Written problem
Restate the records below word for word, and omit the images they hold.

Supplied records
+ + + + + + +

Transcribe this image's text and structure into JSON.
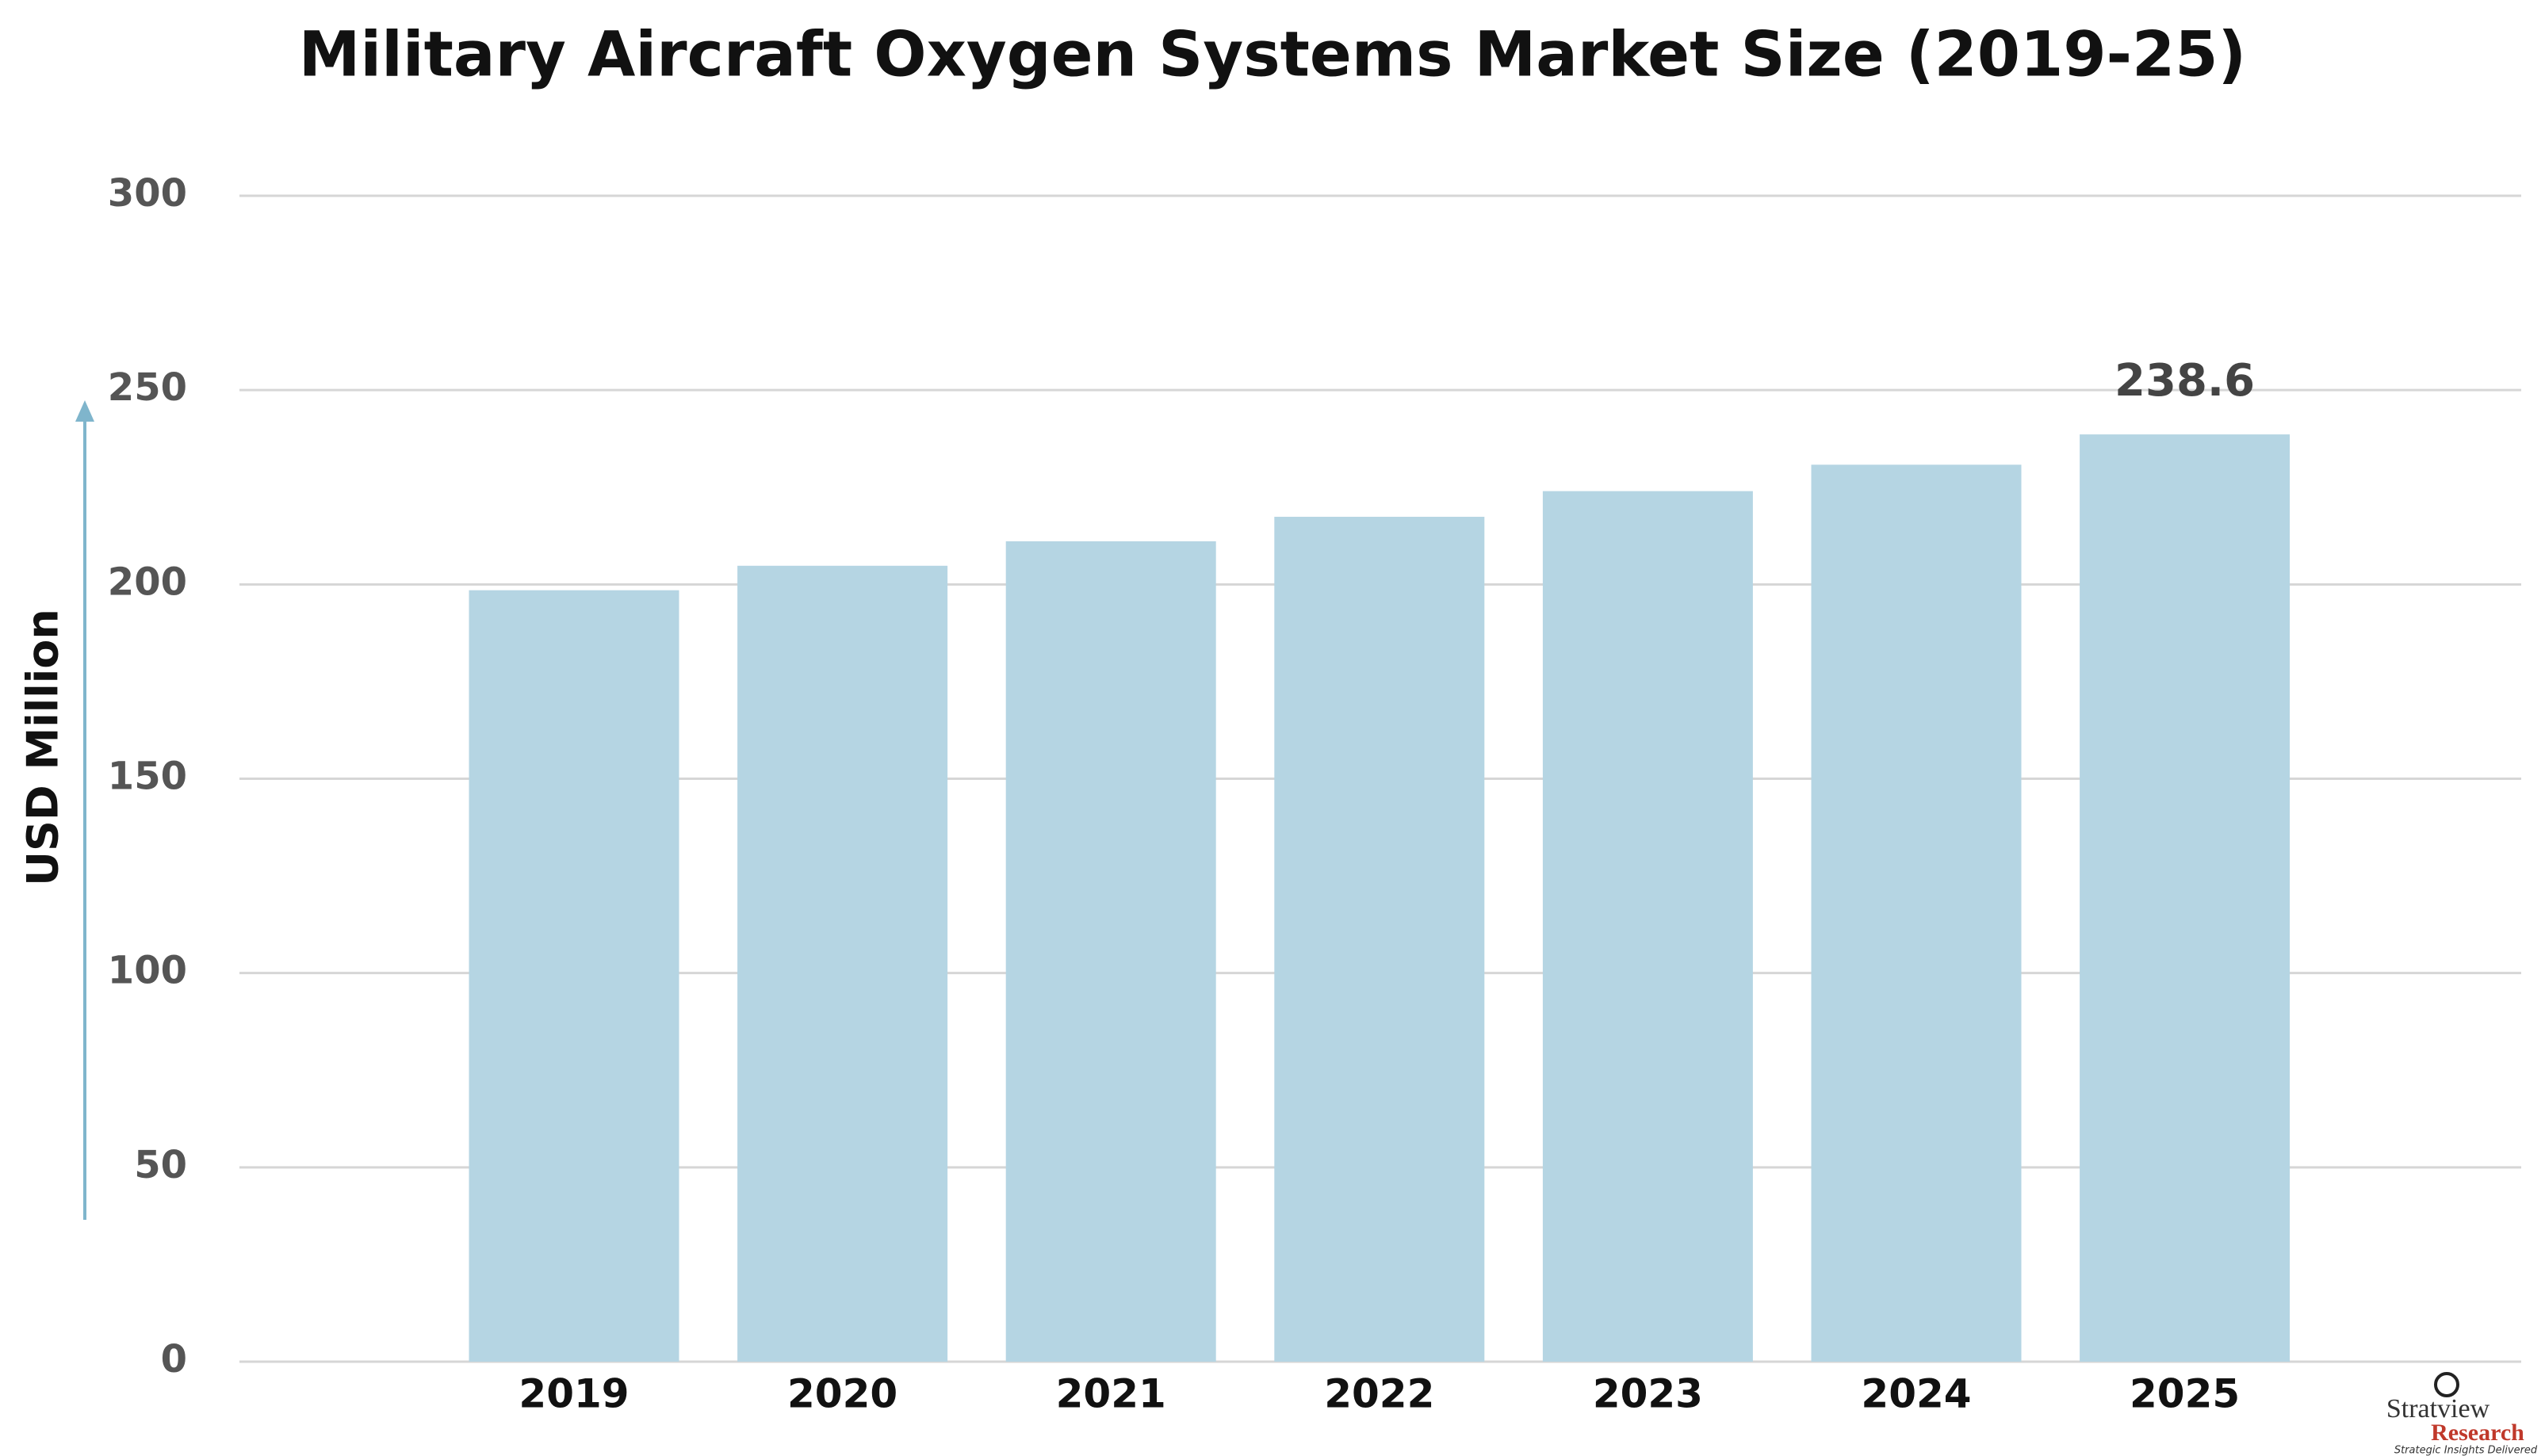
{
  "chart_data": {
    "type": "bar",
    "title": "Military Aircraft Oxygen Systems Market Size (2019-25)",
    "y_label": "USD Million",
    "categories": [
      "2019",
      "2020",
      "2021",
      "2022",
      "2023",
      "2024",
      "2025"
    ],
    "values": [
      198.5,
      204.8,
      211.1,
      217.4,
      224.0,
      230.8,
      238.6
    ],
    "value_labels": [
      null,
      null,
      null,
      null,
      null,
      null,
      "238.6"
    ],
    "color": "#b5d5e3",
    "ylim": [
      0,
      300
    ],
    "yticks": [
      0,
      50,
      100,
      150,
      200,
      250,
      300
    ],
    "grid": true
  },
  "logo": {
    "name": "Stratview",
    "sub": "Research",
    "tagline": "Strategic Insights Delivered"
  }
}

+ + + + + + +

Exercise output
Transcribe this image's text and structure into JSON.
{
  "chart_data": {
    "type": "bar",
    "title": "Military Aircraft Oxygen Systems Market Size (2019-25)",
    "y_label": "USD Million",
    "categories": [
      "2019",
      "2020",
      "2021",
      "2022",
      "2023",
      "2024",
      "2025"
    ],
    "values": [
      198.5,
      204.8,
      211.1,
      217.4,
      224.0,
      230.8,
      238.6
    ],
    "value_labels": [
      null,
      null,
      null,
      null,
      null,
      null,
      "238.6"
    ],
    "color": "#b5d5e3",
    "ylim": [
      0,
      300
    ],
    "yticks": [
      0,
      50,
      100,
      150,
      200,
      250,
      300
    ],
    "grid": true
  },
  "logo": {
    "name": "Stratview",
    "sub": "Research",
    "tagline": "Strategic Insights Delivered"
  }
}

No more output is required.